- Direction: Locate each line with the string "heading" in the listing below and copy it.

- Input data:
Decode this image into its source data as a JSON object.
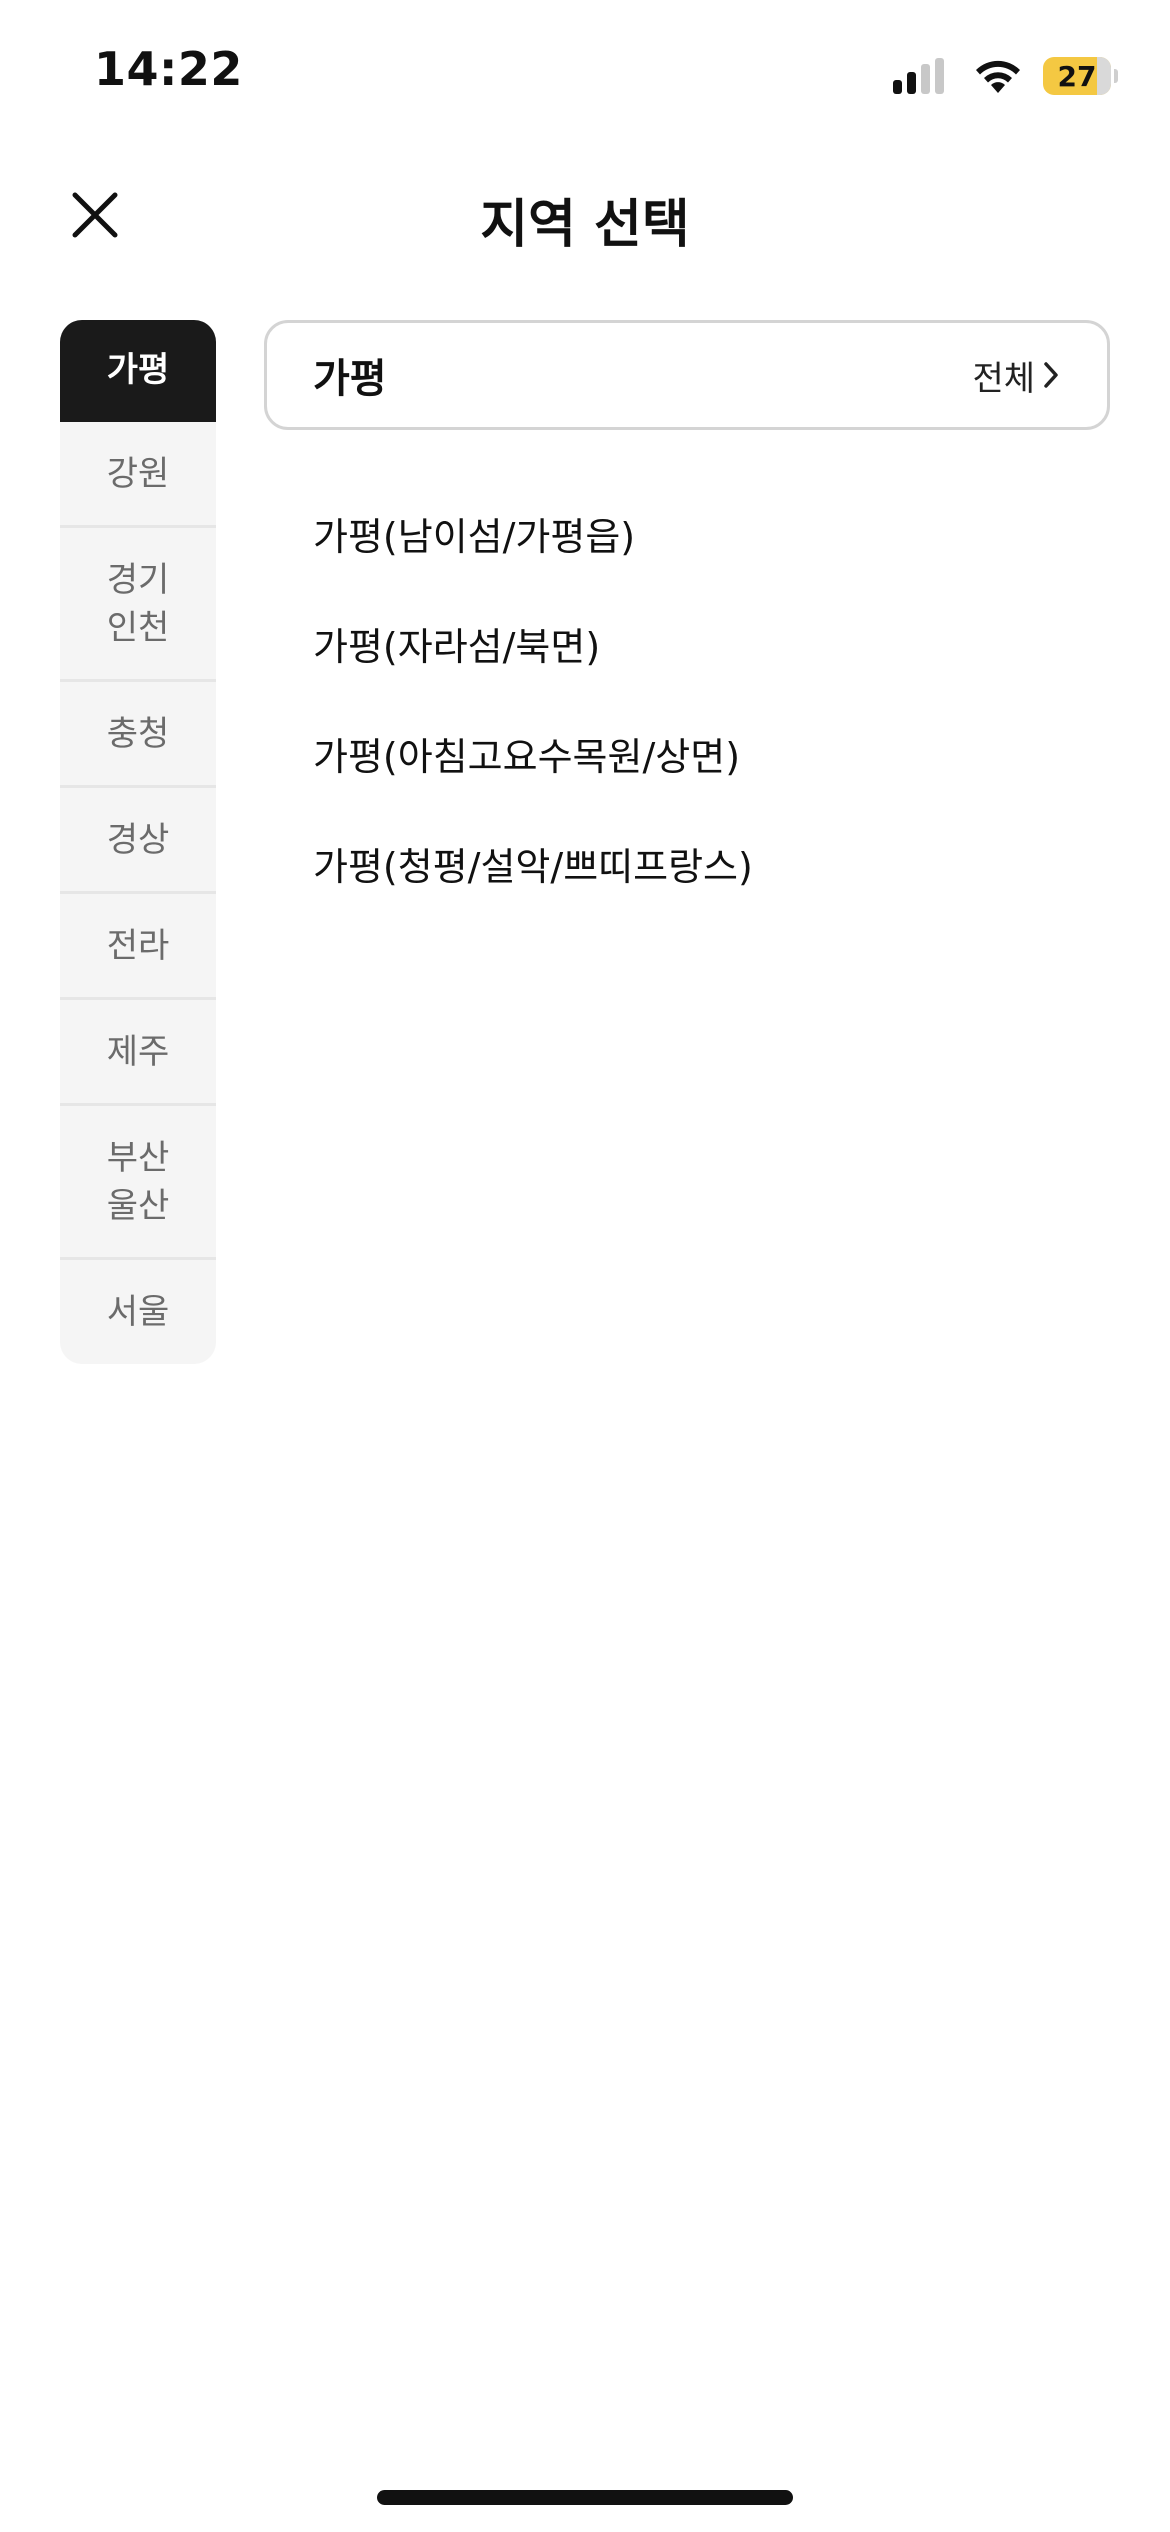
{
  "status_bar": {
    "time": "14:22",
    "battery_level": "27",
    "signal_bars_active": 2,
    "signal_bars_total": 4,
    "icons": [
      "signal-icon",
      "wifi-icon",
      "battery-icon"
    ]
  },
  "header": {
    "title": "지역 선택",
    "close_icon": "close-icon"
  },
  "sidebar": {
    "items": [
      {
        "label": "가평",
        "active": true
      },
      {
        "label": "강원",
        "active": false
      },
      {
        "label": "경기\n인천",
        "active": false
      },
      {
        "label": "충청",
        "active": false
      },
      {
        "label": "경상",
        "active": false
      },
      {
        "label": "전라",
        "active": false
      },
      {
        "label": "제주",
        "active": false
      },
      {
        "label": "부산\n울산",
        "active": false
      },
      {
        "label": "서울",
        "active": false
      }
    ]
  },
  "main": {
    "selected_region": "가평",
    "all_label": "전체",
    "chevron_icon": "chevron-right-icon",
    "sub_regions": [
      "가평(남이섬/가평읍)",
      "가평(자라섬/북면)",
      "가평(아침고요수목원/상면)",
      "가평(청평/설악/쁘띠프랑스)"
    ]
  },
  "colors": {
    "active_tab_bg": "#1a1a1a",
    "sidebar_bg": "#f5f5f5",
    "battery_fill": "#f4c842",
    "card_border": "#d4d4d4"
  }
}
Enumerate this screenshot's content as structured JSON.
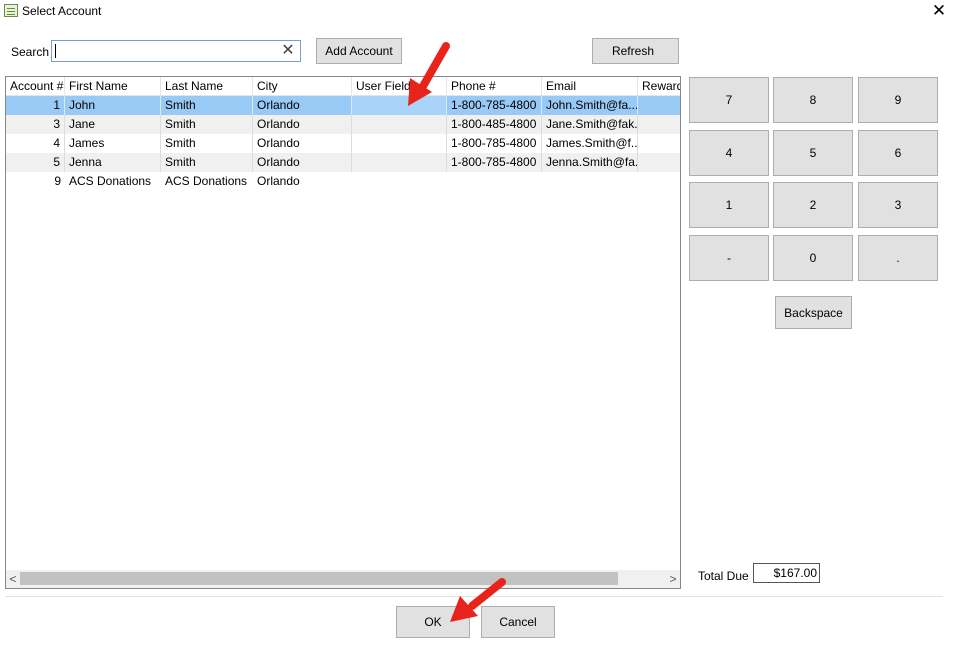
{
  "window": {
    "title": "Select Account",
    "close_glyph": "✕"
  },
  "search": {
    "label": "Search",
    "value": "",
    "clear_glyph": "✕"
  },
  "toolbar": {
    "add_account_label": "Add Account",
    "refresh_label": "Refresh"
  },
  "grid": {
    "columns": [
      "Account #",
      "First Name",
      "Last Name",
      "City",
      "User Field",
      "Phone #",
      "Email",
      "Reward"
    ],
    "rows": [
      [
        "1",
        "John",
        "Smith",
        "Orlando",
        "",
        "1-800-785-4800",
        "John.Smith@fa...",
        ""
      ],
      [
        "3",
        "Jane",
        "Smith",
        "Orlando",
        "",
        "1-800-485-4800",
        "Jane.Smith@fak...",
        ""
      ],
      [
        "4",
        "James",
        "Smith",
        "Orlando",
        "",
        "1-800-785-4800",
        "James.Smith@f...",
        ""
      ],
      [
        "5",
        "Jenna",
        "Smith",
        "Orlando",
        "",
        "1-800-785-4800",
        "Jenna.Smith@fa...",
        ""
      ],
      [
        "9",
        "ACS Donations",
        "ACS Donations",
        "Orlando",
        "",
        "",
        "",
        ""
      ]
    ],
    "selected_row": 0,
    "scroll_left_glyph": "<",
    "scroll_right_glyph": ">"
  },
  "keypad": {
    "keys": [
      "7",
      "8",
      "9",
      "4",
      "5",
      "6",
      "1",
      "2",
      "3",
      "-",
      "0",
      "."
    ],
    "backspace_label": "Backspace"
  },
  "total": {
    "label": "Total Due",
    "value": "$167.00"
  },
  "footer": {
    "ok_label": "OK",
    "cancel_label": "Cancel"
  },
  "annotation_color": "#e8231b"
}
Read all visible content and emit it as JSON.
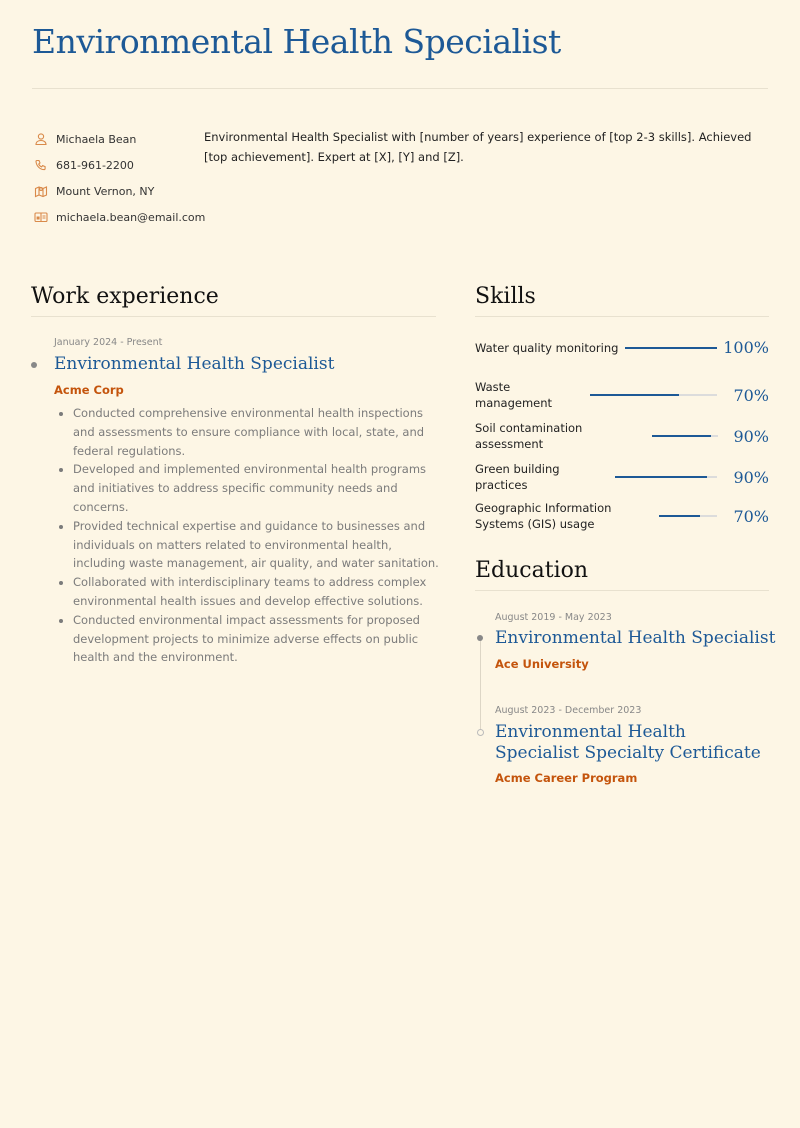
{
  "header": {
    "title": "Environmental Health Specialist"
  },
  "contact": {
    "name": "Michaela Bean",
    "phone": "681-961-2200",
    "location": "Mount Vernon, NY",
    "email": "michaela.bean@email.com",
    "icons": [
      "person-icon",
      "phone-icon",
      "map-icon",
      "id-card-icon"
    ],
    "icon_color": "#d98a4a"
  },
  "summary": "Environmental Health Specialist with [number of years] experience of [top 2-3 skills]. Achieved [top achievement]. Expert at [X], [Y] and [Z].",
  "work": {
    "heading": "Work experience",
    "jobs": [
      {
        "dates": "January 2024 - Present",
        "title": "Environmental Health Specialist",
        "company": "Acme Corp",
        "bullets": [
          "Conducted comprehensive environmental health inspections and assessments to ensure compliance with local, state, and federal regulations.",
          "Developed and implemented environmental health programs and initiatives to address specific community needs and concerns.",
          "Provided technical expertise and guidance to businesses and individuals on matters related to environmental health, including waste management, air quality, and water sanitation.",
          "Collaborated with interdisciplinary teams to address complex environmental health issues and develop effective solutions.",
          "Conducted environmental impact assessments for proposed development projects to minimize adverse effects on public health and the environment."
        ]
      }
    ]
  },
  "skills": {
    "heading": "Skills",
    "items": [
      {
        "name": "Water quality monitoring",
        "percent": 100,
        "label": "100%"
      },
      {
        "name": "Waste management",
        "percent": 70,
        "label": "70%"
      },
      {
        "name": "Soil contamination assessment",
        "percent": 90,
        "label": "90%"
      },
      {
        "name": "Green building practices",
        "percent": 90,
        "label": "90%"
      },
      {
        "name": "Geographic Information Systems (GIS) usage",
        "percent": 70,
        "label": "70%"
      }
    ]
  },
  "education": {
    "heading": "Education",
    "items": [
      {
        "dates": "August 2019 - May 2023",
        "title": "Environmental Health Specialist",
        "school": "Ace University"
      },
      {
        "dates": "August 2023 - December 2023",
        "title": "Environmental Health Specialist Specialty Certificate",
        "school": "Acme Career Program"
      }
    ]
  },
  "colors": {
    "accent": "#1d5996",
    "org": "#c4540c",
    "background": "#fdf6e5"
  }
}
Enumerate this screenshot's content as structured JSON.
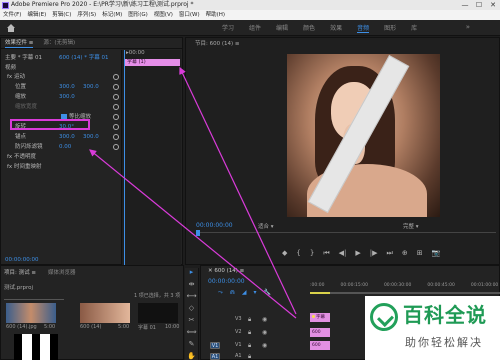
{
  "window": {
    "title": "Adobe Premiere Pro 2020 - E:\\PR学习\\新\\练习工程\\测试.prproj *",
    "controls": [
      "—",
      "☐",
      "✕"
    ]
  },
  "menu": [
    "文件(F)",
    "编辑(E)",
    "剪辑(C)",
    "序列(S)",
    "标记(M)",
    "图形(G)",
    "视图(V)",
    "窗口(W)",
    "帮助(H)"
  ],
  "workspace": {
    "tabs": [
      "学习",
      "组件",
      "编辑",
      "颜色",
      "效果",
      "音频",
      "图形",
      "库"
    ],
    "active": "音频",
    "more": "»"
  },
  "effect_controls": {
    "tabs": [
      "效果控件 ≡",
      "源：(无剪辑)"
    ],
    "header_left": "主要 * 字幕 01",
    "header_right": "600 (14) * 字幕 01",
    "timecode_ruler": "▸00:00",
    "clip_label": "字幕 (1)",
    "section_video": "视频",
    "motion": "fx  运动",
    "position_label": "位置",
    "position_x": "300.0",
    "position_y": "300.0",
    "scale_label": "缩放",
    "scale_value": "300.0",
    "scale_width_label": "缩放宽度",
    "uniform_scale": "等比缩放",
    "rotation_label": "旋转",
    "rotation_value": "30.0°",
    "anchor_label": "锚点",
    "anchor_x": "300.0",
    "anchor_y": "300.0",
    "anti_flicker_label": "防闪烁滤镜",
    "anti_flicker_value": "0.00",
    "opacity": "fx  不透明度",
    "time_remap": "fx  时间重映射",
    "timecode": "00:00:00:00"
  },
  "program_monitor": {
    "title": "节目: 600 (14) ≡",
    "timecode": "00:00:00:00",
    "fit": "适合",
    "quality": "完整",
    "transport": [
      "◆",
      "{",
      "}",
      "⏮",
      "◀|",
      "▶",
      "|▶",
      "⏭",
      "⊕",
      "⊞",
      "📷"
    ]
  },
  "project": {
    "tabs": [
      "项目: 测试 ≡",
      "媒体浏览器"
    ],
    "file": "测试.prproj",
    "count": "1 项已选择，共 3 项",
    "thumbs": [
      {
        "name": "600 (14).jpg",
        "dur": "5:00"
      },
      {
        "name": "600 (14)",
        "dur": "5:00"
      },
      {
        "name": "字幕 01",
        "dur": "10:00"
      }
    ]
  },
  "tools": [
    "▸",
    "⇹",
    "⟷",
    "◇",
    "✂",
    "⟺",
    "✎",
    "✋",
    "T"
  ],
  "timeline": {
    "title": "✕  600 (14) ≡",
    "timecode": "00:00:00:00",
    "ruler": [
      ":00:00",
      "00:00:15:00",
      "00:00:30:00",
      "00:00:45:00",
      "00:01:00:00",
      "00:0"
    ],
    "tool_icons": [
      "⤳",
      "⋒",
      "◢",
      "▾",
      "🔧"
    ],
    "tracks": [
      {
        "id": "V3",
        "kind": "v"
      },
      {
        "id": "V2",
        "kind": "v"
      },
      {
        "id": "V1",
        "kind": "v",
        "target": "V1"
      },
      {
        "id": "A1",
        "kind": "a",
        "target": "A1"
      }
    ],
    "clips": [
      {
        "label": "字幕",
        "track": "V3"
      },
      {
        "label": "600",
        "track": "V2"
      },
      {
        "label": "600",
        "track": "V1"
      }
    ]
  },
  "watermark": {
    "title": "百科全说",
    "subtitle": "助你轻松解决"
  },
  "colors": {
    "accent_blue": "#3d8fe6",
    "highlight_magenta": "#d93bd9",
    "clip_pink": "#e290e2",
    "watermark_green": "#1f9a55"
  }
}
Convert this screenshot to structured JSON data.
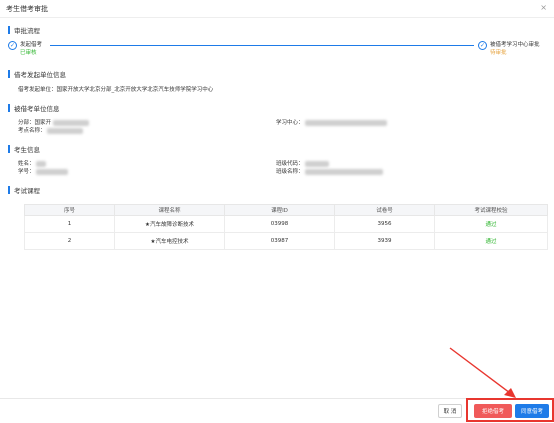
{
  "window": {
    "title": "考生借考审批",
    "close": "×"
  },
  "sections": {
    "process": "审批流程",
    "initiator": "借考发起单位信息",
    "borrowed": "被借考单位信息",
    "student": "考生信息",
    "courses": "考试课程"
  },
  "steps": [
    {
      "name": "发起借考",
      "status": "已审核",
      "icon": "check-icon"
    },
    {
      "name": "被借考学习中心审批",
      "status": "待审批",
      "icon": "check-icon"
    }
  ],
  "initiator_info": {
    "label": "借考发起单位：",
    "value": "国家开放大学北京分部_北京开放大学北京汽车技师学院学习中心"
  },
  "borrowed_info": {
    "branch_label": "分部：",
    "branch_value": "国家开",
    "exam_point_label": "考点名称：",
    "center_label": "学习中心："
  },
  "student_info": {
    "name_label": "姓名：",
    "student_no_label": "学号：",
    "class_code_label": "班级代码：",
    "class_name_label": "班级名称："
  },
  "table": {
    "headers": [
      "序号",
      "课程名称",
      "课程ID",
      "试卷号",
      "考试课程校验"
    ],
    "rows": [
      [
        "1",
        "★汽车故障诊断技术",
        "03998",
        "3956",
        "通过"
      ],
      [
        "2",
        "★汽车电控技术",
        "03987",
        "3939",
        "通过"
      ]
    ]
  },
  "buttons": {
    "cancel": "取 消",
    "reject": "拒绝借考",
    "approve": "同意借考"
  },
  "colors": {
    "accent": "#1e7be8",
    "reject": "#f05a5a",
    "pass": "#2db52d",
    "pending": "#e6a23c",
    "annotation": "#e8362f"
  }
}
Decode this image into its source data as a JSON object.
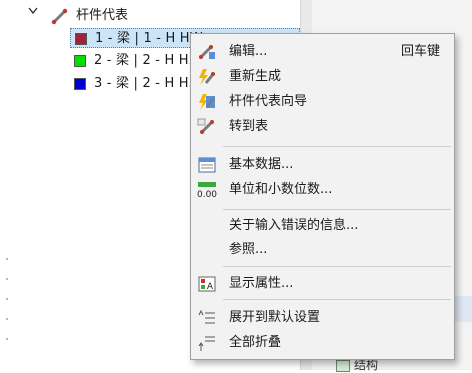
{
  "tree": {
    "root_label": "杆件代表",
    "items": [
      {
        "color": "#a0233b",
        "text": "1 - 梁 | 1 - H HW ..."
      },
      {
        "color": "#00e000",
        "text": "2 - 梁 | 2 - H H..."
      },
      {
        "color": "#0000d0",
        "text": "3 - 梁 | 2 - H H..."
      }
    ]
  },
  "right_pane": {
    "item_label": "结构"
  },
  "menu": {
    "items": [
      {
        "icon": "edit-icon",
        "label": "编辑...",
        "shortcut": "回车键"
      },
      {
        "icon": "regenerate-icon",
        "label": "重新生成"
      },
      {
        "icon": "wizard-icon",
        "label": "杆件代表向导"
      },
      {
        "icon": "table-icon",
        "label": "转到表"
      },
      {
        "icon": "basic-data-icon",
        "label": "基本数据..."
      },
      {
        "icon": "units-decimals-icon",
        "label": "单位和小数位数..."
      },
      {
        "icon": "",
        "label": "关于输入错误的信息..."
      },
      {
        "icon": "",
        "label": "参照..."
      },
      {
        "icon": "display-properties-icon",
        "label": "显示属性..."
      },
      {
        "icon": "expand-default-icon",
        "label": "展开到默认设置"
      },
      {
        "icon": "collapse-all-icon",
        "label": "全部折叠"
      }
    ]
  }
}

- Answer:
    "heading": "Work experience",
    "heading": "Skills",
    "heading": "Education",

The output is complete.